Exercise directions: Set each record down exactly, excluding all images.

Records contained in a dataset

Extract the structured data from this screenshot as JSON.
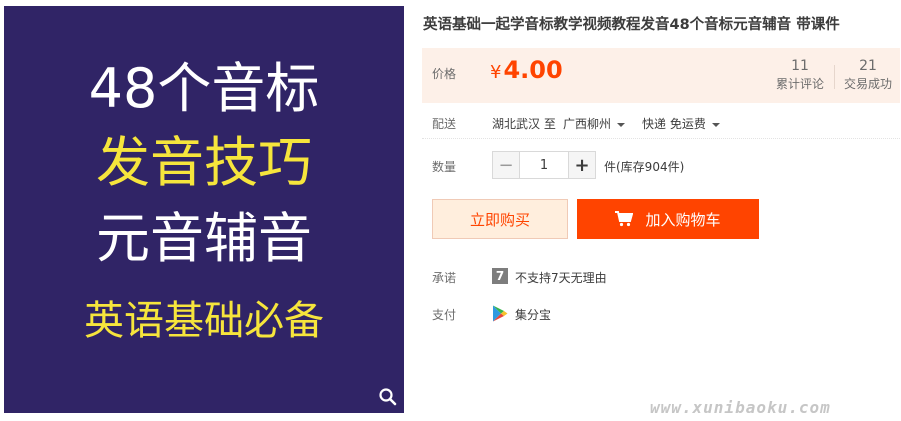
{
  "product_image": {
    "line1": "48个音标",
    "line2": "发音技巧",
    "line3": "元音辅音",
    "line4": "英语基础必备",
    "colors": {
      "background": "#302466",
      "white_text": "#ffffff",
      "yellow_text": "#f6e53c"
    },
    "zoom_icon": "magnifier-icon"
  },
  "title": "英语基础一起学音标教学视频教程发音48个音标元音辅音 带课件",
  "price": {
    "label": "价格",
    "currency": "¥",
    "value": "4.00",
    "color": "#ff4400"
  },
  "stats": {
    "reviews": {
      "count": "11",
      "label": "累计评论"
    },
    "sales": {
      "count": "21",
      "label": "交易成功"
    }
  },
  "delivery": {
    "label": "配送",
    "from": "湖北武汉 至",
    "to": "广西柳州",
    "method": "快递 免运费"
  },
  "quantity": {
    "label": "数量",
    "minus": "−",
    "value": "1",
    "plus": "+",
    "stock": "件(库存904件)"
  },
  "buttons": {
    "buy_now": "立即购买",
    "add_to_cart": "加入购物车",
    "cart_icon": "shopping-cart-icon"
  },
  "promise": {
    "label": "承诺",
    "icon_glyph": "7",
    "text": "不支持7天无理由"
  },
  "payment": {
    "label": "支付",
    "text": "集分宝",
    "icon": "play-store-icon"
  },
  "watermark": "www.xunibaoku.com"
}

Task solution:
Extract the structured data from this screenshot as JSON.
{
  "product_image": {
    "line1": "48个音标",
    "line2": "发音技巧",
    "line3": "元音辅音",
    "line4": "英语基础必备",
    "colors": {
      "background": "#302466",
      "white_text": "#ffffff",
      "yellow_text": "#f6e53c"
    },
    "zoom_icon": "magnifier-icon"
  },
  "title": "英语基础一起学音标教学视频教程发音48个音标元音辅音 带课件",
  "price": {
    "label": "价格",
    "currency": "¥",
    "value": "4.00",
    "color": "#ff4400"
  },
  "stats": {
    "reviews": {
      "count": "11",
      "label": "累计评论"
    },
    "sales": {
      "count": "21",
      "label": "交易成功"
    }
  },
  "delivery": {
    "label": "配送",
    "from": "湖北武汉 至",
    "to": "广西柳州",
    "method": "快递 免运费"
  },
  "quantity": {
    "label": "数量",
    "minus": "−",
    "value": "1",
    "plus": "+",
    "stock": "件(库存904件)"
  },
  "buttons": {
    "buy_now": "立即购买",
    "add_to_cart": "加入购物车",
    "cart_icon": "shopping-cart-icon"
  },
  "promise": {
    "label": "承诺",
    "icon_glyph": "7",
    "text": "不支持7天无理由"
  },
  "payment": {
    "label": "支付",
    "text": "集分宝",
    "icon": "play-store-icon"
  },
  "watermark": "www.xunibaoku.com"
}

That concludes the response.